*To-do list*
- 1) In the foreword, what three roles besides poet are attributed to V V B Ramarao?
- 2) For each statement, say whether the foreword supports it, and quote the words that decide it: (a) Poetry collections are mostly published with the poets' own money. (b) Ramarao writes with a purpose that is purely personal. (c) The line "Suffering needn't necessarily degrade" comes from 'The Seer's Eye'.

*Quoted passage*
FOREWORD
Perhaps it’s time to think what it means to be a
poet writing in English in a country that hardly cares about poetry. Of course
poetry collections keep appearing, mostly with the poets’ own money, in print and online, but reaching out
to influential media and academia has been difficult. The general support is missing.
Power and politics apart, practicing poets and
editors such as D C Chambial, P C K Prem, T V Reddy, P K Joy, I K Sharma, R K
Singh, Angelee Deodhar, Atma Ram, H S Bhatia, Pronab K Majumder, P Raja, Sudhir
K Arora, Abnish Singh Chauhan, C L
Khatri, Shaleen Kumar Singh, K V Dominic, C L Khatri, and scores of others have
been liberally supporting the potent voices that merit public and academic
attention. Even as they demonstrate
understanding of the poets’ relationship to both the present and the past, to
the rich literary tradition, and to the sociopolitical system that negates
their presence, the problem of literary mediation persists. Their muse
struggles for space in the world of Literature.
Unless academic research on emerging and
marginalized poets and writers in English locally, regionally, and nationally
is promoted as policy, the native literary culture won’t develop. It would not
only be difficult but also partial, exclusive, elitist, and negative to discuss
contemporary trends and consciousness in creative writing without talking about
hundreds of new voices that appeared post-Ezekiel.
If a poet like V V B Ramarao is noted, -- he is an experienced academic, bilingual
writer, and translator,-- it is not only because of his ability to carry the
message of Indian culture and heritage with dignity but also because of his ability to communicate. He sounds collaborative with contemporary
life and society and writes with a purpose, which is both personal and social. Aware of the generational shift, he views the
external world with a critical eye and tries to talk frankly. In the process he turns within to become
religious, moral, and interpretative.
His manas,
sensitive and matured as it is, creatively explores the conflict-ridden
world—“killing, ripping, raping, mauling” with “strange codes for strange
outrages”—and transforms into a life of love, goodness, and compassion: “Will vultures be transformed/into white
doves, blue pigeons and black birds?” (‘The Seer’s Eye’), he suspects, but
sounds reassuring, when he says, “Suffering needn’t necessarily degrade” (‘Vetting
a Poet’).

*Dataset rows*
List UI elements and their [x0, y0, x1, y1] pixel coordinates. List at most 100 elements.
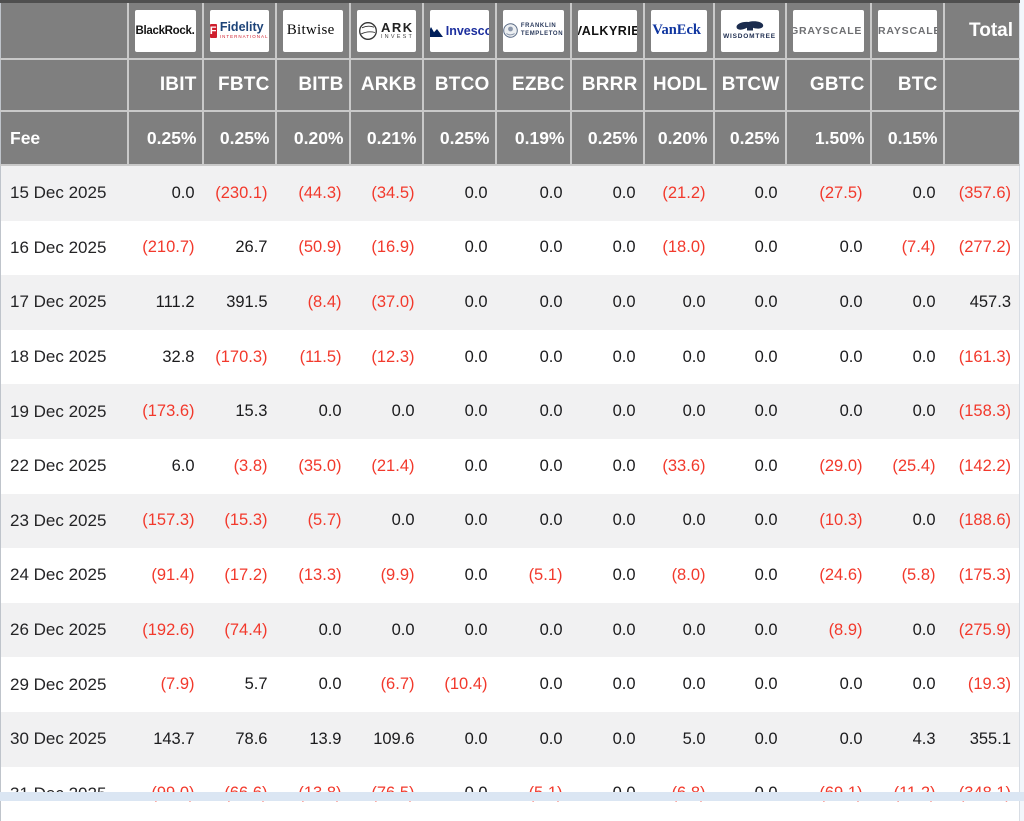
issuer-cell: Invesco — [422, 1, 497, 60]
franklin-portrait-icon — [503, 23, 518, 38]
flow-cell: (8.0) — [643, 548, 714, 603]
fidelity-logo: F Fidelity INTERNATIONAL — [209, 9, 269, 52]
fidelity-wordmark: Fidelity INTERNATIONAL — [220, 21, 269, 40]
ark-wordmark: ARK INVEST — [381, 21, 414, 41]
total-flow-cell: (161.3) — [943, 329, 1020, 385]
flow-cell: (5.7) — [275, 493, 350, 549]
flow-cell: 0.0 — [570, 493, 644, 549]
bitwise-logo: Bitwise ® — [282, 9, 343, 52]
flow-cell: 0.0 — [495, 602, 571, 658]
flow-cell: 0.0 — [870, 384, 944, 439]
page-background-strip — [0, 792, 1024, 801]
flow-cell: 0.0 — [570, 438, 644, 494]
ark-invest-label: INVEST — [380, 33, 415, 40]
flow-cell: (37.0) — [349, 275, 423, 330]
flow-cell: (192.6) — [127, 602, 203, 658]
flow-cell: (35.0) — [275, 438, 350, 494]
flow-cell: 109.6 — [349, 711, 423, 767]
flow-cell: (15.3) — [202, 493, 276, 549]
date-cell: 29 Dec 2025 — [0, 657, 128, 712]
flow-cell: 0.0 — [713, 384, 786, 439]
wisdomtree-name: WISDOMTREE — [723, 33, 776, 41]
flow-cell: 0.0 — [643, 602, 714, 658]
flow-cell: 0.0 — [643, 329, 714, 385]
fee-ARKB: 0.21% — [349, 111, 424, 166]
total-flow-cell: 355.1 — [943, 711, 1020, 767]
date-cell: 26 Dec 2025 — [0, 602, 128, 658]
flow-cell: 0.0 — [570, 275, 644, 330]
flow-cell: 0.0 — [570, 165, 644, 221]
total-flow-cell: (275.9) — [943, 602, 1020, 658]
flow-cell: 0.0 — [570, 711, 644, 767]
fee-IBIT: 0.25% — [127, 111, 204, 166]
valkyrie-logo: VALKYRIE — [577, 9, 637, 52]
ticker-BTCW: BTCW — [713, 59, 787, 112]
trademark-mark: ® — [862, 28, 863, 33]
flow-cell: 6.0 — [127, 438, 203, 494]
flow-cell: 32.8 — [127, 329, 203, 385]
flow-cell: 0.0 — [785, 329, 871, 385]
fee-BITB: 0.20% — [275, 111, 351, 166]
flow-cell: 0.0 — [870, 493, 944, 549]
flow-cell: (210.7) — [127, 220, 203, 276]
issuer-cell: GRAYSCALE® — [785, 1, 872, 60]
flow-cell: 0.0 — [495, 220, 571, 276]
valkyrie-wordmark: VALKYRIE — [577, 23, 637, 38]
date-cell: 22 Dec 2025 — [0, 438, 128, 494]
flow-cell: 15.3 — [202, 384, 276, 439]
fee-row: Fee 0.25% 0.25% 0.20% 0.21% 0.25% 0.19% 0.25% 0.… — [0, 111, 1020, 166]
total-header: Total — [943, 1, 1020, 60]
ticker-BRRR: BRRR — [570, 59, 645, 112]
date-cell: 16 Dec 2025 — [0, 220, 128, 276]
flow-cell: 0.0 — [785, 657, 871, 712]
flow-cell: (21.4) — [349, 438, 423, 494]
ticker-IBIT: IBIT — [127, 59, 204, 112]
flow-cell: 0.0 — [422, 275, 496, 330]
flow-cell: 0.0 — [713, 711, 786, 767]
fidelity-name: Fidelity — [219, 20, 264, 35]
fee-BTC: 0.15% — [870, 111, 945, 166]
flow-cell: 0.0 — [349, 384, 423, 439]
vaneck-logo: VanEck ® — [650, 9, 707, 52]
franklin-line: FRANKLIN — [520, 23, 557, 30]
flow-cell: (27.5) — [785, 165, 871, 221]
fidelity-international-label: INTERNATIONAL — [219, 34, 269, 40]
ticker-FBTC: FBTC — [202, 59, 277, 112]
flow-cell: (8.4) — [275, 275, 350, 330]
flow-cell: 143.7 — [127, 711, 203, 767]
date-cell: 24 Dec 2025 — [0, 548, 128, 603]
table-row: 22 Dec 2025 6.0 (3.8) (35.0) (21.4) 0.0 0.0 0.0… — [0, 438, 1020, 494]
flow-cell: (17.2) — [202, 548, 276, 603]
table-row: 16 Dec 2025 (210.7) 26.7 (50.9) (16.9) 0.0 0.0… — [0, 220, 1020, 276]
flow-cell: 0.0 — [713, 438, 786, 494]
flow-cell: 0.0 — [570, 220, 644, 276]
flow-cell: (91.4) — [127, 548, 203, 603]
issuer-cell: F Fidelity INTERNATIONAL — [202, 1, 277, 60]
total-flow-cell: 457.3 — [943, 275, 1020, 330]
flow-cell: 0.0 — [570, 548, 644, 603]
ticker-row: IBIT FBTC BITB ARKB BTCO EZBC BRRR HODL BTCW GBTC… — [0, 59, 1020, 112]
flow-cell: 0.0 — [870, 657, 944, 712]
flow-cell: (29.0) — [785, 438, 871, 494]
flow-cell: (170.3) — [202, 329, 276, 385]
issuer-cell: WISDOMTREE — [713, 1, 787, 60]
flow-cell: (6.7) — [349, 657, 423, 712]
flow-cell: 0.0 — [643, 275, 714, 330]
trademark-mark: ® — [334, 27, 339, 33]
total-flow-cell: (357.6) — [943, 165, 1020, 221]
wisdomtree-tree-icon — [733, 20, 767, 33]
total-flow-cell: (158.3) — [943, 384, 1020, 439]
ticker-EZBC: EZBC — [495, 59, 572, 112]
issuer-cell: VanEck ® — [643, 1, 715, 60]
issuer-cell: Bitwise ® — [275, 1, 351, 60]
flow-cell: 0.0 — [713, 602, 786, 658]
flow-cell: 0.0 — [785, 220, 871, 276]
flow-cell: 0.0 — [570, 384, 644, 439]
flow-cell: 0.0 — [643, 493, 714, 549]
grayscale-logo: GRAYSCALE® — [877, 9, 937, 52]
flow-cell: (24.6) — [785, 548, 871, 603]
ark-name: ARK — [380, 19, 414, 35]
ticker-BTCO: BTCO — [422, 59, 497, 112]
flow-cell: (33.6) — [643, 438, 714, 494]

*Exercise solutions*
- 1) He is an experienced academic, a bilingual writer, and a translator.

- 2)
(a) Yes: "mostly with the poets’ own money"
(b) No: "writes with a purpose, which is both personal and social"
(c) No: "“Suffering needn’t necessarily degrade” (‘Vetting a Poet’)"